_Exercise_
Give the data again, word for word.

── Input data

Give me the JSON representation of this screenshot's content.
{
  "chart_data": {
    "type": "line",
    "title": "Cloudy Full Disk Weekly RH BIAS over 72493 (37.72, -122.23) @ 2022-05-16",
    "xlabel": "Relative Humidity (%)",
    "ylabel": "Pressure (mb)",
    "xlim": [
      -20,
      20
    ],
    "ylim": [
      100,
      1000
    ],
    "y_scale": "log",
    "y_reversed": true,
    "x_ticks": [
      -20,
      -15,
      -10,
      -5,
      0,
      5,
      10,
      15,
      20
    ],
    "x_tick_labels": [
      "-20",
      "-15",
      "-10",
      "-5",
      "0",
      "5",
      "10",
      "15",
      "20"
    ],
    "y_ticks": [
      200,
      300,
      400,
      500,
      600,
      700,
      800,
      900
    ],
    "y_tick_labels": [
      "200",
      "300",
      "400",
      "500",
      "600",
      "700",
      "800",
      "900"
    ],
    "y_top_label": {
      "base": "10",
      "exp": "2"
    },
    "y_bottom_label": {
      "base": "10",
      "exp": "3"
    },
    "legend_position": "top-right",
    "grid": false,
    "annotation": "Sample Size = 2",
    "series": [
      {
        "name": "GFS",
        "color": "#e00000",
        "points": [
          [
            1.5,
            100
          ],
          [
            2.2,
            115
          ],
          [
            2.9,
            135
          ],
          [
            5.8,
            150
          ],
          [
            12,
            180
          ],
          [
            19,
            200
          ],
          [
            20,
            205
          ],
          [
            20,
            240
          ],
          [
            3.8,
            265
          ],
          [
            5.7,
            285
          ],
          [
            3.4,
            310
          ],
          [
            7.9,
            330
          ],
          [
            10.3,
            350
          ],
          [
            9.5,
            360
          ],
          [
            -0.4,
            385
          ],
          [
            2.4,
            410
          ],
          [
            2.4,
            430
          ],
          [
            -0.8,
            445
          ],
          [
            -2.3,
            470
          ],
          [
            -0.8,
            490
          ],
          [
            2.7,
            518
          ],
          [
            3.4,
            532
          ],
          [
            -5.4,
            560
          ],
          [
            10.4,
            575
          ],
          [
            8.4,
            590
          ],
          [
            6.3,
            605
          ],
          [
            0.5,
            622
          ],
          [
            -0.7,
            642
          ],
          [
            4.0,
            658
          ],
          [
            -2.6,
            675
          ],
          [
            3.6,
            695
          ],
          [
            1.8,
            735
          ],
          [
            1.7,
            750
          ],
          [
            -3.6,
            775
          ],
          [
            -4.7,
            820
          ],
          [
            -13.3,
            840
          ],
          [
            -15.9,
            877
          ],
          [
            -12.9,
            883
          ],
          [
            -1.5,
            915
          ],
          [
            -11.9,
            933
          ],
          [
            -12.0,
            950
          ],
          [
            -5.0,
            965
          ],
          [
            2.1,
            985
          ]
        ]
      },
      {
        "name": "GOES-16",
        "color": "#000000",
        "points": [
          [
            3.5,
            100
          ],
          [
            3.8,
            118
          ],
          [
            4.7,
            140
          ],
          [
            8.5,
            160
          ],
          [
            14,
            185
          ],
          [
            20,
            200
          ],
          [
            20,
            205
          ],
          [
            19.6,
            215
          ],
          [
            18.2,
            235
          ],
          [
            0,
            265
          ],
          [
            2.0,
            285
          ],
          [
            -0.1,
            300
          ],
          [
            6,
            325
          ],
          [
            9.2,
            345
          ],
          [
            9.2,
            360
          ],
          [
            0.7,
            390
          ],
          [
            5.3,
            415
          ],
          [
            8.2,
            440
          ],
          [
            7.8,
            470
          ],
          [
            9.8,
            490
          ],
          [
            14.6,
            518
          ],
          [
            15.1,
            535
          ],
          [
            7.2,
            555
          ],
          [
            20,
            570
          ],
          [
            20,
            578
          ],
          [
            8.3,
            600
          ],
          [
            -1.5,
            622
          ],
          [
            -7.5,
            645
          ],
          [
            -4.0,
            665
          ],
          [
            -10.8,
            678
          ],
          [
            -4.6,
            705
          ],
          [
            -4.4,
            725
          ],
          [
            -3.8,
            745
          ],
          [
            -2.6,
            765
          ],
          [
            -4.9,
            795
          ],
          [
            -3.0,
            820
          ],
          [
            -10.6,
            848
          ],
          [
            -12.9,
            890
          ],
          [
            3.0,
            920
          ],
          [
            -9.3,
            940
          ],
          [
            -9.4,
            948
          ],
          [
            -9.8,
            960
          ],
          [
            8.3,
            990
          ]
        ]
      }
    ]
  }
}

────

_Complete output_
Give me the JSON representation of this screenshot's content.
{
  "chart_data": {
    "type": "line",
    "title": "Cloudy Full Disk Weekly RH BIAS over 72493 (37.72, -122.23) @ 2022-05-16",
    "xlabel": "Relative Humidity (%)",
    "ylabel": "Pressure (mb)",
    "xlim": [
      -20,
      20
    ],
    "ylim": [
      100,
      1000
    ],
    "y_scale": "log",
    "y_reversed": true,
    "x_ticks": [
      -20,
      -15,
      -10,
      -5,
      0,
      5,
      10,
      15,
      20
    ],
    "x_tick_labels": [
      "-20",
      "-15",
      "-10",
      "-5",
      "0",
      "5",
      "10",
      "15",
      "20"
    ],
    "y_ticks": [
      200,
      300,
      400,
      500,
      600,
      700,
      800,
      900
    ],
    "y_tick_labels": [
      "200",
      "300",
      "400",
      "500",
      "600",
      "700",
      "800",
      "900"
    ],
    "y_top_label": {
      "base": "10",
      "exp": "2"
    },
    "y_bottom_label": {
      "base": "10",
      "exp": "3"
    },
    "legend_position": "top-right",
    "grid": false,
    "annotation": "Sample Size = 2",
    "series": [
      {
        "name": "GFS",
        "color": "#e00000",
        "points": [
          [
            1.5,
            100
          ],
          [
            2.2,
            115
          ],
          [
            2.9,
            135
          ],
          [
            5.8,
            150
          ],
          [
            12,
            180
          ],
          [
            19,
            200
          ],
          [
            20,
            205
          ],
          [
            20,
            240
          ],
          [
            3.8,
            265
          ],
          [
            5.7,
            285
          ],
          [
            3.4,
            310
          ],
          [
            7.9,
            330
          ],
          [
            10.3,
            350
          ],
          [
            9.5,
            360
          ],
          [
            -0.4,
            385
          ],
          [
            2.4,
            410
          ],
          [
            2.4,
            430
          ],
          [
            -0.8,
            445
          ],
          [
            -2.3,
            470
          ],
          [
            -0.8,
            490
          ],
          [
            2.7,
            518
          ],
          [
            3.4,
            532
          ],
          [
            -5.4,
            560
          ],
          [
            10.4,
            575
          ],
          [
            8.4,
            590
          ],
          [
            6.3,
            605
          ],
          [
            0.5,
            622
          ],
          [
            -0.7,
            642
          ],
          [
            4.0,
            658
          ],
          [
            -2.6,
            675
          ],
          [
            3.6,
            695
          ],
          [
            1.8,
            735
          ],
          [
            1.7,
            750
          ],
          [
            -3.6,
            775
          ],
          [
            -4.7,
            820
          ],
          [
            -13.3,
            840
          ],
          [
            -15.9,
            877
          ],
          [
            -12.9,
            883
          ],
          [
            -1.5,
            915
          ],
          [
            -11.9,
            933
          ],
          [
            -12.0,
            950
          ],
          [
            -5.0,
            965
          ],
          [
            2.1,
            985
          ]
        ]
      },
      {
        "name": "GOES-16",
        "color": "#000000",
        "points": [
          [
            3.5,
            100
          ],
          [
            3.8,
            118
          ],
          [
            4.7,
            140
          ],
          [
            8.5,
            160
          ],
          [
            14,
            185
          ],
          [
            20,
            200
          ],
          [
            20,
            205
          ],
          [
            19.6,
            215
          ],
          [
            18.2,
            235
          ],
          [
            0,
            265
          ],
          [
            2.0,
            285
          ],
          [
            -0.1,
            300
          ],
          [
            6,
            325
          ],
          [
            9.2,
            345
          ],
          [
            9.2,
            360
          ],
          [
            0.7,
            390
          ],
          [
            5.3,
            415
          ],
          [
            8.2,
            440
          ],
          [
            7.8,
            470
          ],
          [
            9.8,
            490
          ],
          [
            14.6,
            518
          ],
          [
            15.1,
            535
          ],
          [
            7.2,
            555
          ],
          [
            20,
            570
          ],
          [
            20,
            578
          ],
          [
            8.3,
            600
          ],
          [
            -1.5,
            622
          ],
          [
            -7.5,
            645
          ],
          [
            -4.0,
            665
          ],
          [
            -10.8,
            678
          ],
          [
            -4.6,
            705
          ],
          [
            -4.4,
            725
          ],
          [
            -3.8,
            745
          ],
          [
            -2.6,
            765
          ],
          [
            -4.9,
            795
          ],
          [
            -3.0,
            820
          ],
          [
            -10.6,
            848
          ],
          [
            -12.9,
            890
          ],
          [
            3.0,
            920
          ],
          [
            -9.3,
            940
          ],
          [
            -9.4,
            948
          ],
          [
            -9.8,
            960
          ],
          [
            8.3,
            990
          ]
        ]
      }
    ]
  }
}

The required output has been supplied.